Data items
────────────────────────────────────────
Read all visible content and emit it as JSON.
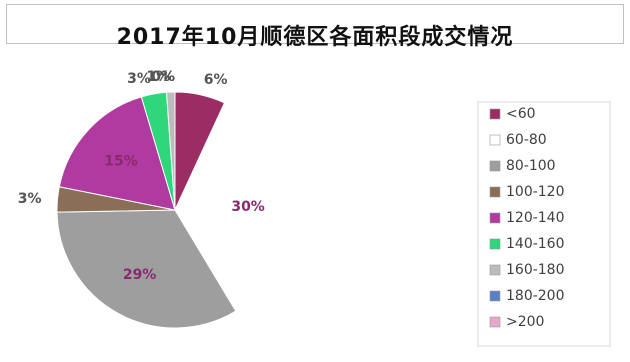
{
  "chart_data": {
    "type": "pie",
    "title": "2017年10月顺德区各面积段成交情况",
    "unit": "%",
    "categories": [
      "<60",
      "60-80",
      "80-100",
      "100-120",
      "120-140",
      "140-160",
      "160-180",
      "180-200",
      ">200"
    ],
    "values": [
      6,
      30,
      29,
      3,
      15,
      3,
      1,
      0,
      0
    ],
    "labels": [
      "6%",
      "30%",
      "29%",
      "3%",
      "15%",
      "3%",
      "1%",
      "0%",
      "0%"
    ],
    "colors": [
      "#9b2d64",
      "#ffffff",
      "#9e9e9e",
      "#8b6e58",
      "#b03aa0",
      "#2fd67a",
      "#bcbcbc",
      "#5b7fc4",
      "#e9a6cc"
    ],
    "legend": "right"
  }
}
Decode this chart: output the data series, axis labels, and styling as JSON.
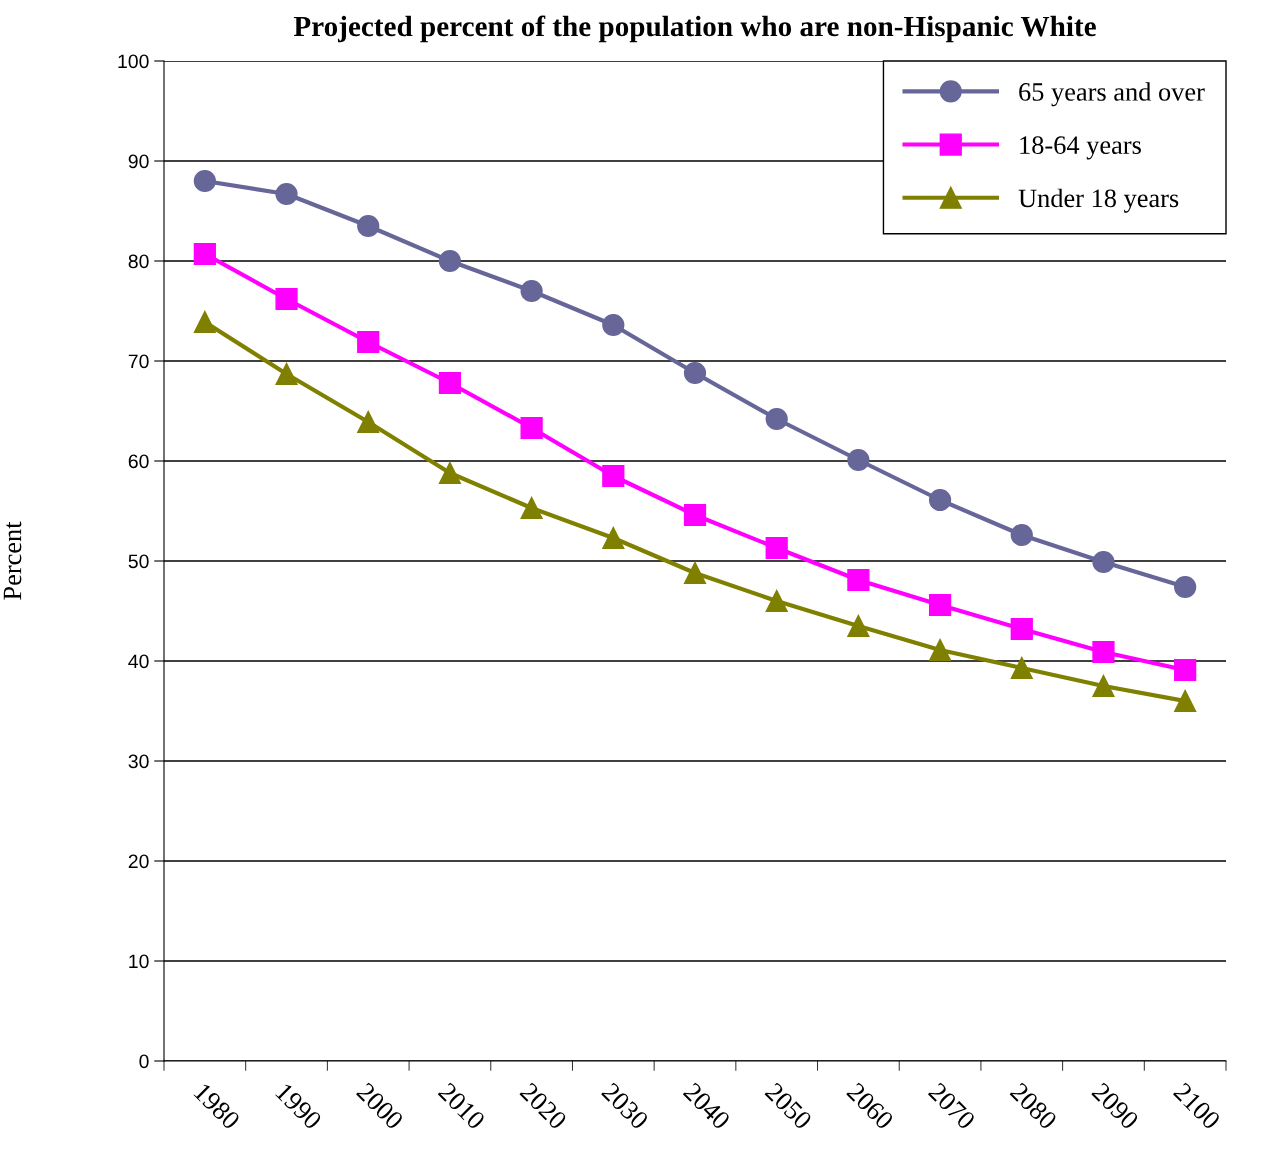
────────────────────────────────────────
Task objective> Quote each entry above verbatim and drop the pictures.

Correct response>
Read all visible content and emit it as JSON.
{
  "chart_data": {
    "type": "pie",
    "title": "2017年10月顺德区各面积段成交情况",
    "unit": "%",
    "categories": [
      "<60",
      "60-80",
      "80-100",
      "100-120",
      "120-140",
      "140-160",
      "160-180",
      "180-200",
      ">200"
    ],
    "values": [
      6,
      30,
      29,
      3,
      15,
      3,
      1,
      0,
      0
    ],
    "labels": [
      "6%",
      "30%",
      "29%",
      "3%",
      "15%",
      "3%",
      "1%",
      "0%",
      "0%"
    ],
    "colors": [
      "#9b2d64",
      "#ffffff",
      "#9e9e9e",
      "#8b6e58",
      "#b03aa0",
      "#2fd67a",
      "#bcbcbc",
      "#5b7fc4",
      "#e9a6cc"
    ],
    "legend": "right"
  }
}
Decode this chart: output the data series, axis labels, and styling as JSON.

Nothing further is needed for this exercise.